TASK TO CARRY OUT: Write out each record below exactly as it appears, with no pictures.
--- BEGIN DATA TO PROCESS ---
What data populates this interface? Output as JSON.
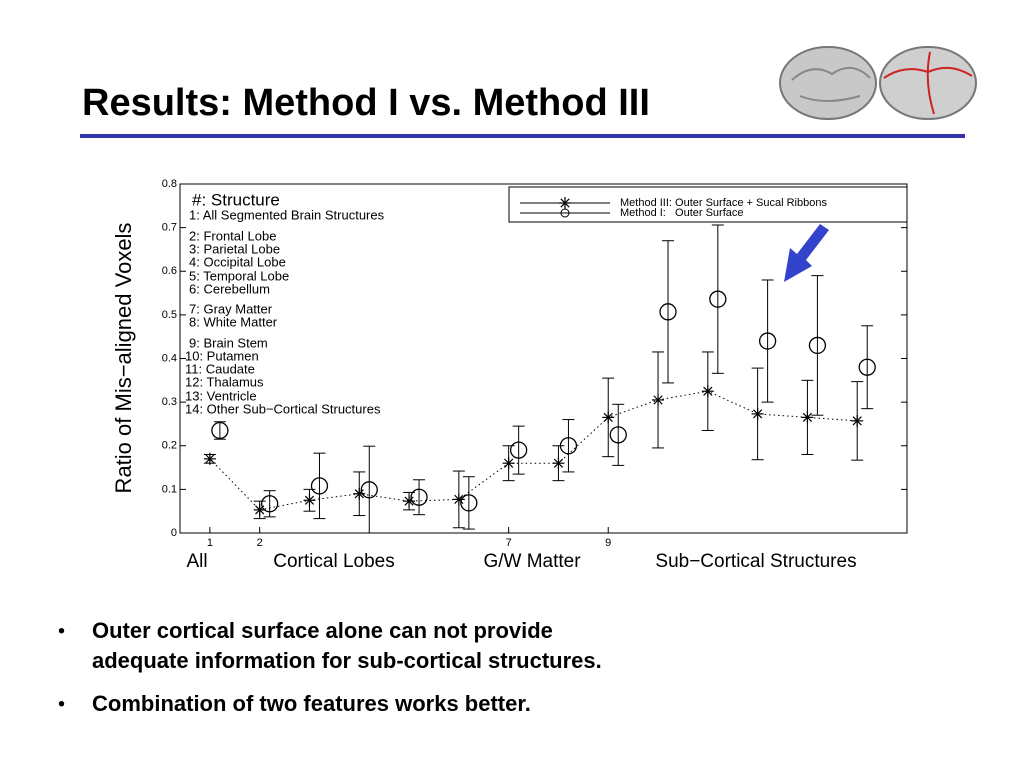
{
  "slide": {
    "title": "Results: Method I vs. Method III",
    "bullets": [
      "Outer cortical surface alone can not provide adequate information for sub-cortical structures.",
      "Combination of two features works better."
    ]
  },
  "chart_data": {
    "type": "errorbar",
    "y_label": "Ratio of Mis−aligned Voxels",
    "structure_heading": "#: Structure",
    "structures": [
      "1: All Segmented Brain Structures",
      "2: Frontal Lobe",
      "3: Parietal Lobe",
      "4: Occipital Lobe",
      "5: Temporal Lobe",
      "6: Cerebellum",
      "7: Gray Matter",
      "8: White Matter",
      "9: Brain Stem",
      "10: Putamen",
      "11: Caudate",
      "12: Thalamus",
      "13: Ventricle",
      "14: Other Sub−Cortical Structures"
    ],
    "group_labels": [
      "All",
      "Cortical Lobes",
      "G/W Matter",
      "Sub−Cortical Structures"
    ],
    "x": [
      1,
      2,
      3,
      4,
      5,
      6,
      7,
      8,
      9,
      10,
      11,
      12,
      13,
      14
    ],
    "xlim": [
      0.4,
      15
    ],
    "xticks": [
      1,
      2,
      7,
      9
    ],
    "ylim": [
      0,
      0.8
    ],
    "yticks": [
      0,
      0.1,
      0.2,
      0.3,
      0.4,
      0.5,
      0.6,
      0.7,
      0.8
    ],
    "series": [
      {
        "name": "Method III: Outer Surface + Sucal Ribbons",
        "color": "#000000",
        "marker": "star",
        "line": "dotted",
        "values": [
          0.17,
          0.053,
          0.075,
          0.09,
          0.073,
          0.077,
          0.16,
          0.16,
          0.265,
          0.305,
          0.325,
          0.273,
          0.265,
          0.257
        ],
        "errors": [
          0.01,
          0.02,
          0.025,
          0.05,
          0.02,
          0.065,
          0.04,
          0.04,
          0.09,
          0.11,
          0.09,
          0.105,
          0.085,
          0.09
        ]
      },
      {
        "name": "Method I:   Outer Surface",
        "color": "#000000",
        "marker": "circle",
        "values": [
          0.235,
          0.067,
          0.108,
          0.099,
          0.082,
          0.069,
          0.19,
          0.2,
          0.225,
          0.507,
          0.536,
          0.44,
          0.43,
          0.38
        ],
        "errors": [
          0.02,
          0.03,
          0.075,
          0.1,
          0.04,
          0.06,
          0.055,
          0.06,
          0.07,
          0.163,
          0.17,
          0.14,
          0.16,
          0.095
        ]
      }
    ]
  }
}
--- END DATA TO PROCESS ---
RESULT FOR THIS EXERCISE:
What data populates this interface? Output as JSON.
{
  "slide": {
    "title": "Results: Method I vs. Method III",
    "bullets": [
      "Outer cortical surface alone can not provide adequate information for sub-cortical structures.",
      "Combination of two features works better."
    ]
  },
  "chart_data": {
    "type": "errorbar",
    "y_label": "Ratio of Mis−aligned Voxels",
    "structure_heading": "#: Structure",
    "structures": [
      "1: All Segmented Brain Structures",
      "2: Frontal Lobe",
      "3: Parietal Lobe",
      "4: Occipital Lobe",
      "5: Temporal Lobe",
      "6: Cerebellum",
      "7: Gray Matter",
      "8: White Matter",
      "9: Brain Stem",
      "10: Putamen",
      "11: Caudate",
      "12: Thalamus",
      "13: Ventricle",
      "14: Other Sub−Cortical Structures"
    ],
    "group_labels": [
      "All",
      "Cortical Lobes",
      "G/W Matter",
      "Sub−Cortical Structures"
    ],
    "x": [
      1,
      2,
      3,
      4,
      5,
      6,
      7,
      8,
      9,
      10,
      11,
      12,
      13,
      14
    ],
    "xlim": [
      0.4,
      15
    ],
    "xticks": [
      1,
      2,
      7,
      9
    ],
    "ylim": [
      0,
      0.8
    ],
    "yticks": [
      0,
      0.1,
      0.2,
      0.3,
      0.4,
      0.5,
      0.6,
      0.7,
      0.8
    ],
    "series": [
      {
        "name": "Method III: Outer Surface + Sucal Ribbons",
        "color": "#000000",
        "marker": "star",
        "line": "dotted",
        "values": [
          0.17,
          0.053,
          0.075,
          0.09,
          0.073,
          0.077,
          0.16,
          0.16,
          0.265,
          0.305,
          0.325,
          0.273,
          0.265,
          0.257
        ],
        "errors": [
          0.01,
          0.02,
          0.025,
          0.05,
          0.02,
          0.065,
          0.04,
          0.04,
          0.09,
          0.11,
          0.09,
          0.105,
          0.085,
          0.09
        ]
      },
      {
        "name": "Method I:   Outer Surface",
        "color": "#000000",
        "marker": "circle",
        "values": [
          0.235,
          0.067,
          0.108,
          0.099,
          0.082,
          0.069,
          0.19,
          0.2,
          0.225,
          0.507,
          0.536,
          0.44,
          0.43,
          0.38
        ],
        "errors": [
          0.02,
          0.03,
          0.075,
          0.1,
          0.04,
          0.06,
          0.055,
          0.06,
          0.07,
          0.163,
          0.17,
          0.14,
          0.16,
          0.095
        ]
      }
    ]
  }
}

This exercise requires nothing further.